# EXERCISE DATA

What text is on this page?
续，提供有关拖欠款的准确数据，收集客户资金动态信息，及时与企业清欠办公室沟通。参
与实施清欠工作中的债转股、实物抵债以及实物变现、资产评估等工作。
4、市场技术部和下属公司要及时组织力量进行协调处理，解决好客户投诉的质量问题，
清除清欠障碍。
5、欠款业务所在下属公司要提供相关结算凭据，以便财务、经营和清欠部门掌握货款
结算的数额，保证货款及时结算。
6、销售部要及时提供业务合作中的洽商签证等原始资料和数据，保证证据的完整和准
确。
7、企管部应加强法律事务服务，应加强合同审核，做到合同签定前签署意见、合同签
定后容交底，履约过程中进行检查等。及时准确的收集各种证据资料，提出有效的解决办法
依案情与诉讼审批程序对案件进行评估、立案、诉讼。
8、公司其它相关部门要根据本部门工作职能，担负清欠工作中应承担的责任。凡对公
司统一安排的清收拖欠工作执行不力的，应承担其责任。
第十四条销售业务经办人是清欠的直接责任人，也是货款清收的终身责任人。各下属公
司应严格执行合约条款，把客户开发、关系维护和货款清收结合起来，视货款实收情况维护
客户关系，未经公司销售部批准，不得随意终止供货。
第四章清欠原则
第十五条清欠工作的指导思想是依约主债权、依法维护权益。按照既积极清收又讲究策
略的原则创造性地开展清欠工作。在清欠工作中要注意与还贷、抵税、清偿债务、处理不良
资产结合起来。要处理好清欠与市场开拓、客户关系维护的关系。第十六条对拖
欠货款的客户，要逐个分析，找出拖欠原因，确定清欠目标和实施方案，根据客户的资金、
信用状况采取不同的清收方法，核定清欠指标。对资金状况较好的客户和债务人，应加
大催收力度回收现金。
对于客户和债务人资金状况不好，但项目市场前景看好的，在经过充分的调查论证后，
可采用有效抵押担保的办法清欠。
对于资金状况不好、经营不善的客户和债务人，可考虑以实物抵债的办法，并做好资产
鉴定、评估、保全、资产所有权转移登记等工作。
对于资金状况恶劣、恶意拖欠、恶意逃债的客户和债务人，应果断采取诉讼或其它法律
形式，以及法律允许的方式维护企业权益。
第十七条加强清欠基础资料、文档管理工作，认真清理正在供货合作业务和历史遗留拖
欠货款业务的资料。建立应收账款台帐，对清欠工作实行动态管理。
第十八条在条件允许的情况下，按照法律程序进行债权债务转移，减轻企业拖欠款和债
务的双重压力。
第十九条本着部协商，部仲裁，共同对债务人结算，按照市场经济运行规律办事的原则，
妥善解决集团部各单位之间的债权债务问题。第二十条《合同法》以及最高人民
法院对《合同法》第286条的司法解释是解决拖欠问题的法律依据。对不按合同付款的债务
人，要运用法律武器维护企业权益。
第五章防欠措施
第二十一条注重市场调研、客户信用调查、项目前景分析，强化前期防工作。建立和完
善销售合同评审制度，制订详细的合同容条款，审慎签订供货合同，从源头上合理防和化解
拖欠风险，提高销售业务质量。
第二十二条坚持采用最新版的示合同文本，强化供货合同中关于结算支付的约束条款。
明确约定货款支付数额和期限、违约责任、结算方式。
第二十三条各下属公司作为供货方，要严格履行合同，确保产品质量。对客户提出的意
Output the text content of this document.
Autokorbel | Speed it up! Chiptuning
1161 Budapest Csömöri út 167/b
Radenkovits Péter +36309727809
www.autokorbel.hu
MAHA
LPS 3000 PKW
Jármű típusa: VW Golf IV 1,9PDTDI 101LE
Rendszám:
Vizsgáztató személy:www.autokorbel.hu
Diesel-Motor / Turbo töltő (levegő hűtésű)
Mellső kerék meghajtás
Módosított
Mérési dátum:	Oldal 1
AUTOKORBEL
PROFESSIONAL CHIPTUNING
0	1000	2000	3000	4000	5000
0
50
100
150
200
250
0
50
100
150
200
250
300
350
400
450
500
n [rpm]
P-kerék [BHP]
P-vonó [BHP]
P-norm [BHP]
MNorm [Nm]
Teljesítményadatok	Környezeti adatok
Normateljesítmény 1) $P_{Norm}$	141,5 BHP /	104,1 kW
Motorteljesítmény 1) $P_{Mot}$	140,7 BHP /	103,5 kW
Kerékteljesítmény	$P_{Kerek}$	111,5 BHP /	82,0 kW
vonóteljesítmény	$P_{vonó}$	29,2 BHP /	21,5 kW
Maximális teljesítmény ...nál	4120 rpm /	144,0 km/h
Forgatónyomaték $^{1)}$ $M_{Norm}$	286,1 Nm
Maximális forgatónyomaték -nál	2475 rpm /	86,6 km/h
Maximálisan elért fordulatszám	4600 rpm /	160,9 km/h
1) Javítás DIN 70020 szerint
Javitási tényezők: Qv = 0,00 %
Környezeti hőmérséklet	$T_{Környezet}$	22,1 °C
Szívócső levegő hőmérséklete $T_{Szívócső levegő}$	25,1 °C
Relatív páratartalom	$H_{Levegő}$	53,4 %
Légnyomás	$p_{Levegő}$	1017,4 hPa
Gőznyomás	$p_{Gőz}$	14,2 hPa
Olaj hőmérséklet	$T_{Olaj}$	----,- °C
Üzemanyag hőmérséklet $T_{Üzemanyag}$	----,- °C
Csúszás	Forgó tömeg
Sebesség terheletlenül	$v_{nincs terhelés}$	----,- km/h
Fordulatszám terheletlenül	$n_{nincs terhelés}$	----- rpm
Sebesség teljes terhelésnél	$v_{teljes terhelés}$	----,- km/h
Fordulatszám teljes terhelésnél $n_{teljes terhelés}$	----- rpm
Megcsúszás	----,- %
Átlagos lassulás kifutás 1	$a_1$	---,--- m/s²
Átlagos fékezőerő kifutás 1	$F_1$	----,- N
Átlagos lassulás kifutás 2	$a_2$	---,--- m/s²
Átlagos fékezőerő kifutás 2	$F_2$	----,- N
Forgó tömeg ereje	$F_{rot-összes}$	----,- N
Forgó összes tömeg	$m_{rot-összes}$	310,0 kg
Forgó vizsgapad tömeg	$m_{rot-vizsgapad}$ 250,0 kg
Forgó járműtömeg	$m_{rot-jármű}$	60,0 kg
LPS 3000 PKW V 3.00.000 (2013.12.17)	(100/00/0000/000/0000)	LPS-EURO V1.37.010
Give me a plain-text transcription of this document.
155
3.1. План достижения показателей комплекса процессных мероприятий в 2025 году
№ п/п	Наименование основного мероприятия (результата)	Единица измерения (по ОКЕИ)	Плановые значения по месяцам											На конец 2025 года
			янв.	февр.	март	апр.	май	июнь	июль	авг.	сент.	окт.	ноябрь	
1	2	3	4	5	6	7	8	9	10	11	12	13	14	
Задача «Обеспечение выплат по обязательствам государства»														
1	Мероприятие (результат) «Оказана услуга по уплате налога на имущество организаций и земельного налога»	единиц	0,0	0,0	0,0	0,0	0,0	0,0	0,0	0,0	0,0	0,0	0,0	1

# PROBLEM TO SOLVE
Out of the records, collect only those lines that contain the string "Átlagos".

# REPLY TO THE EXERCISE
Átlagos lassulás kifutás 1	$a_1$	---,--- m/s²
Átlagos fékezőerő kifutás 1	$F_1$	----,- N
Átlagos lassulás kifutás 2	$a_2$	---,--- m/s²
Átlagos fékezőerő kifutás 2	$F_2$	----,- N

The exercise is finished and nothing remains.